→ BRANO DA ESAMINARE:
--*--
Il romanzo racconta la storia di Brian, un anonimo ricercatore dei nostri giorni, che viene spedito in un mondo contiguo ove combattere una misteriosa epidemia e portare a compimento un’antica profezia…

Ciò che colpisce maggiormente dell’opera è la particolarità dell’ambientazione: il mondo della “Prima Luce” non è solo un universo parallelo ma è un più alto livello dell’esistenza. Coloro che vi abitano possiedono una incredibile sintonia spirituale con la natura e poteri mentali.

Non paghi di questo, cercano un modo per evolversi ancora oltre l’Immobilità. Interessante l’idea che tale innalzamento consista nel liberarsi dalla materia “pesante” che grava non solo sul corpo ma anche sullo spirito.

La trama è piuttosto lineare con pochi colpi di scena, molto più interessante è ciò che sta dietro: dai dialoghi ben curati, celati da oscuri riferimenti e termini apparentemente fuori contesto; emergono molti misteri riguardanti la storia passata dei personaggi. Il lettore è costantemente incuriosito e confuso sino al momento della rivelazione, un meccanismo che si ripete uguale per tutta l’opera.
--*--
→ DATI FORNITI:
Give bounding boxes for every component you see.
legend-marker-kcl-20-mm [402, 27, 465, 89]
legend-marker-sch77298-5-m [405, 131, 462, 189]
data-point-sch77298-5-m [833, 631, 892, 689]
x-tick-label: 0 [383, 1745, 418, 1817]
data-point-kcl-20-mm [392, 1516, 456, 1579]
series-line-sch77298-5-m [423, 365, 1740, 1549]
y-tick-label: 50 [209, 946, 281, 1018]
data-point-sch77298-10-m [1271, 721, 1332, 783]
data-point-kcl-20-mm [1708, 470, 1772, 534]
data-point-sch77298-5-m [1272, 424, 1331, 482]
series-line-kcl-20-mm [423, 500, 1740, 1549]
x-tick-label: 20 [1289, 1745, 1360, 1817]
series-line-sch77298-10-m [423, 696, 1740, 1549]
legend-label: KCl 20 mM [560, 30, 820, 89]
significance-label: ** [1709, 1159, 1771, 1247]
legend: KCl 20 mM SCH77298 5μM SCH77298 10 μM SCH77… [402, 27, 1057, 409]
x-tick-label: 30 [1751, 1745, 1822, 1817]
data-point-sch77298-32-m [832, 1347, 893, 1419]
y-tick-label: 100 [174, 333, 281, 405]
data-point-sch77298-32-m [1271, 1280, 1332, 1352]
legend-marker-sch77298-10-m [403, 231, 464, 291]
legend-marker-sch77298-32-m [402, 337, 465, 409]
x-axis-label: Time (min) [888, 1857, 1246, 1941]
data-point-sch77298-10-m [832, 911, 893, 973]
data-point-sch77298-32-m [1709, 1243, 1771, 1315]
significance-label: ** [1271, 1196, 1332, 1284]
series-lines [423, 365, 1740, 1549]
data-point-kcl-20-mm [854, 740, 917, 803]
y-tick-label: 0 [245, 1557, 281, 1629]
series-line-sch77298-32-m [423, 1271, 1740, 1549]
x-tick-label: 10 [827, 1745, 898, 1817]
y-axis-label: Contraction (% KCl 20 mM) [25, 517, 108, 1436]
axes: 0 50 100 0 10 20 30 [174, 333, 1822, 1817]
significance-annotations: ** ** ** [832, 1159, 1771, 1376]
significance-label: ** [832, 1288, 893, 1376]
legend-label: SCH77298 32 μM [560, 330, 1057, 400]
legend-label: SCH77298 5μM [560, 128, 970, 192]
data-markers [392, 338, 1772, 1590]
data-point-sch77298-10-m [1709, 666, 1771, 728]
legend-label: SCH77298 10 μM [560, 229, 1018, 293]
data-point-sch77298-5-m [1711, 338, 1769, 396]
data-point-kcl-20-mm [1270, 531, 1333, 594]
--*--
→ ELENCO ATTIVITÀ:
1. Nel brano sul romanzo, chi è Brian?
2. Riprendi il brano sul romanzo dopo la sua ultima frase e prosegui il testo.

→ RISPOSTE PER NUMERO:
1. Un anonimo ricercatore dei nostri giorni.

2.
Lo stile è piuttosto minimale, sia nelle descrizioni delle scene che dei personaggi, ma diventa evocativo nei passi che riguardano le interazioni dovute ai poteri mentali tra i personaggi.

Rian ree è, dunque, un romanzo che vanta una ambientazione ben curata, idee originali ed un complesso intreccio dei personaggi. Manca di pathos nelle scene d’azione, di approfondimento psicologico e di una trama veramente coinvolgente. Per i possibili seguiti direi che ci si può attendere qualcosa in più, anche perché, come recita il sottotitolo del libro: “Talvolta il male non è che un bene in divenire”.